▶ Set exercise: Skip the images. Copy the records exactly as written.

[Dataset rows]
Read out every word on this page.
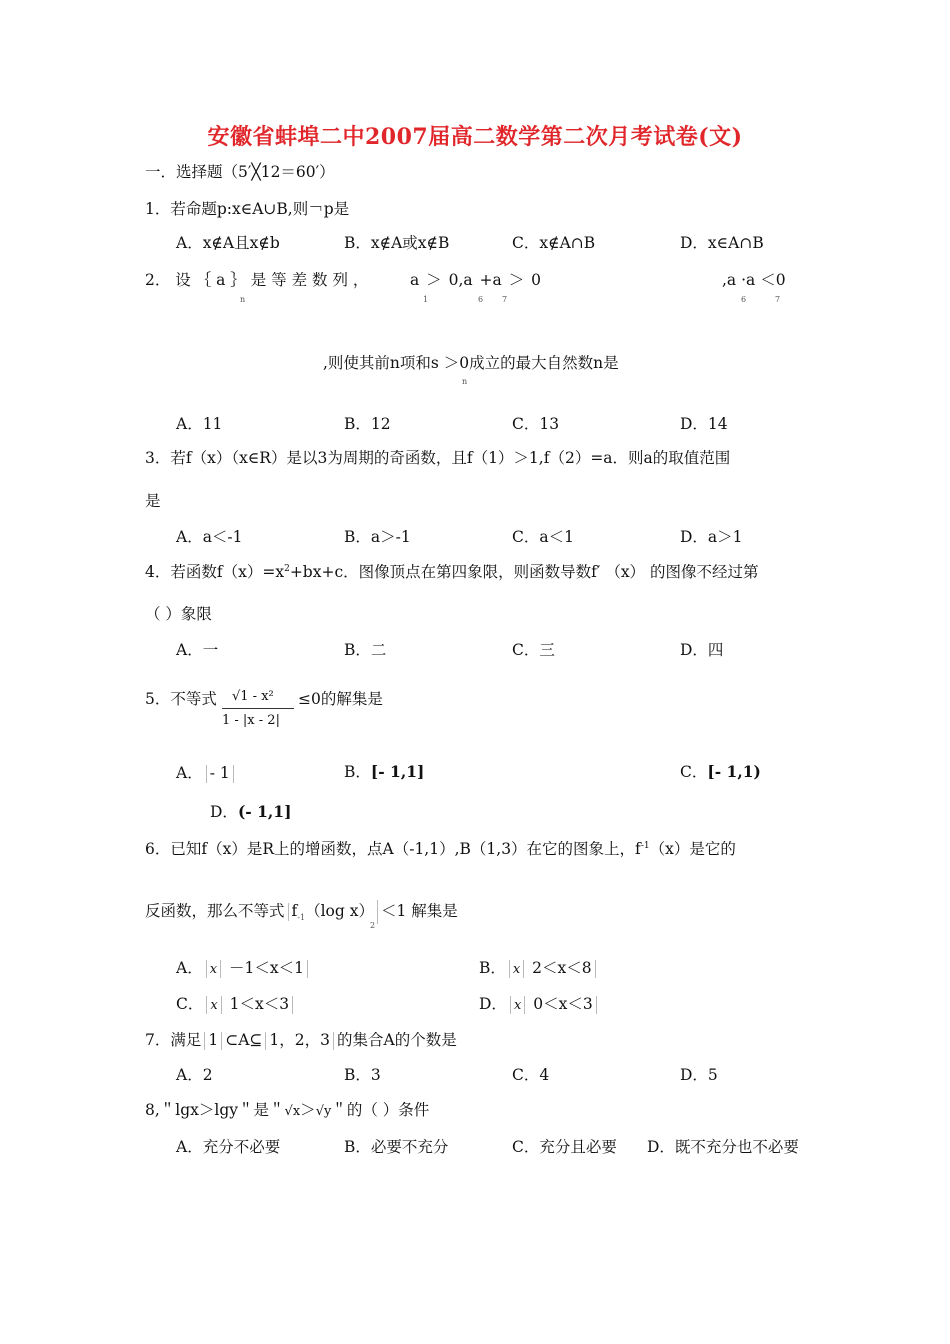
安徽省蚌埠二中2007届高二数学第二次月考试卷(文)
一．选择题（5′╳12＝60′）
1．若命题p:x∈A∪B,则￢p是
A．x∉A且x∉b	B．x∉A或x∉B	C．x∉A∩B	D．x∈A∩B
2． 设 ｛ a ｝ 是 等 差 数 列 ，
n
a ＞ 0,a +a ＞ 0
1	6 7
,a ·a ＜0
6	7
,则使其前n项和s ＞0成立的最大自然数n是
n
A．11	B．12	C．13	D．14
3．若f（x）（x∈R）是以3为周期的奇函数，且f（1）＞1,f（2）=a．则a的取值范围
是
A．a＜-1	B．a＞-1	C．a＜1	D．a＞1
4．若函数$f(x)=x^2+bx+c$．图像顶点在第四象限，则函数导数f′ （x） 的图像不经过第
（ ）象限
A．一	B．二	C．三	D．四
5．不等式 √1 - x²
1 - |x - 2|
≤0的解集是
A． - 1	B．[- 1,1]	C．[- 1,1)
D．(- 1,1]
6．已知f（x）是R上的增函数，点A（-1,1）,B（1,3）在它的图象上，$f^{-1}(x)$是它的
反函数，那么不等式 $f_{-1}(\log$ x） ＜1 解集是
2
A． x －1＜x＜1	B． x 2＜x＜8
C． x 1＜x＜3	D． x 0＜x＜3
7．满足 1 ⊂A⊆ 1，2，3 的集合A的个数是
A．2	B．3	C．4	D．5
8,＂lgx＞lgy＂是＂√x＞√y＂的（ ）条件
A．充分不必要	B．必要不充分	C．充分且必要 D．既不充分也不必要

▶ Solved exercise:
Read out every word on this page.
安徽省蚌埠二中2007届高二数学第二次月考试卷(文)
一．选择题（5′╳12＝60′）
1．若命题p:x∈A∪B,则￢p是
A．x∉A且x∉b	B．x∉A或x∉B	C．x∉A∩B	D．x∈A∩B
2． 设 ｛ a ｝ 是 等 差 数 列 ，
n
a ＞ 0,a +a ＞ 0
1	6 7
,a ·a ＜0
6	7
,则使其前n项和s ＞0成立的最大自然数n是
n
A．11	B．12	C．13	D．14
3．若f（x）（x∈R）是以3为周期的奇函数，且f（1）＞1,f（2）=a．则a的取值范围
是
A．a＜-1	B．a＞-1	C．a＜1	D．a＞1
4．若函数$f(x)=x^2+bx+c$．图像顶点在第四象限，则函数导数f′ （x） 的图像不经过第
（ ）象限
A．一	B．二	C．三	D．四
5．不等式 √1 - x²
1 - |x - 2|
≤0的解集是
A． - 1	B．[- 1,1]	C．[- 1,1)
D．(- 1,1]
6．已知f（x）是R上的增函数，点A（-1,1）,B（1,3）在它的图象上，$f^{-1}(x)$是它的
反函数，那么不等式 $f_{-1}(\log$ x） ＜1 解集是
2
A． x －1＜x＜1	B． x 2＜x＜8
C． x 1＜x＜3	D． x 0＜x＜3
7．满足 1 ⊂A⊆ 1，2，3 的集合A的个数是
A．2	B．3	C．4	D．5
8,＂lgx＞lgy＂是＂√x＞√y＂的（ ）条件
A．充分不必要	B．必要不充分	C．充分且必要 D．既不充分也不必要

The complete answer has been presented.